• **Exercise goal**:
Leave out the pictures and repeat every record exactly.

(Entries with figure data)
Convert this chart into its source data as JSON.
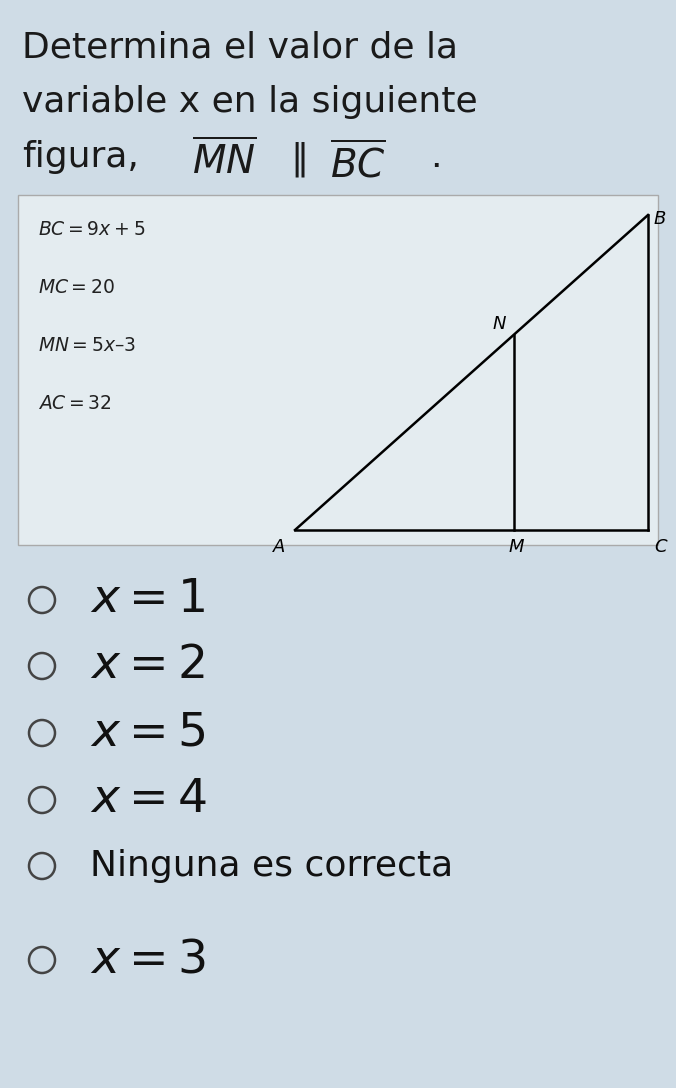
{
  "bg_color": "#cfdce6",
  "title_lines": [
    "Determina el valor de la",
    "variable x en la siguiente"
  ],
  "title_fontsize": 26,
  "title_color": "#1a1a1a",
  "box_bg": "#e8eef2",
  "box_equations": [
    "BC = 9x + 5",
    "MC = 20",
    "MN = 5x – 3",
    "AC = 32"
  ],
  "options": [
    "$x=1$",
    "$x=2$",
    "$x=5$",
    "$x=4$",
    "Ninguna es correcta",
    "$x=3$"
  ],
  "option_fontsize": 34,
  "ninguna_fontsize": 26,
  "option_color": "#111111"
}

• **Problem solution**:
Convert this chart into its source data as JSON.
{
  "bg_color": "#cfdce6",
  "title_lines": [
    "Determina el valor de la",
    "variable x en la siguiente"
  ],
  "title_fontsize": 26,
  "title_color": "#1a1a1a",
  "box_bg": "#e8eef2",
  "box_equations": [
    "BC = 9x + 5",
    "MC = 20",
    "MN = 5x – 3",
    "AC = 32"
  ],
  "options": [
    "$x=1$",
    "$x=2$",
    "$x=5$",
    "$x=4$",
    "Ninguna es correcta",
    "$x=3$"
  ],
  "option_fontsize": 34,
  "ninguna_fontsize": 26,
  "option_color": "#111111"
}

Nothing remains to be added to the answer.